Identify all lines of the data containing the string "title" and copy them.

--- start of Task inputs ---

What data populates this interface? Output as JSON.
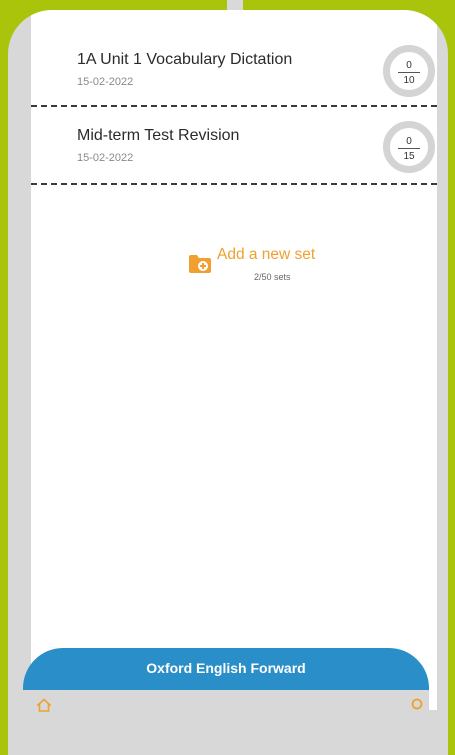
{
  "sets": [
    {
      "title": "1A Unit 1 Vocabulary Dictation",
      "date": "15-02-2022",
      "score": "0",
      "total": "10"
    },
    {
      "title": "Mid-term Test Revision",
      "date": "15-02-2022",
      "score": "0",
      "total": "15"
    }
  ],
  "add_set": {
    "label": "Add a new set",
    "count": "2/50 sets",
    "icon": "folder-add-icon"
  },
  "bottom_bar": {
    "title": "Oxford English Forward"
  },
  "colors": {
    "background": "#a9c40a",
    "accent_orange": "#f0a030",
    "bar_blue": "#2a8fc8"
  }
}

--- end of Task inputs ---

The result:
      "title": "1A Unit 1 Vocabulary Dictation",
      "title": "Mid-term Test Revision",
    "title": "Oxford English Forward"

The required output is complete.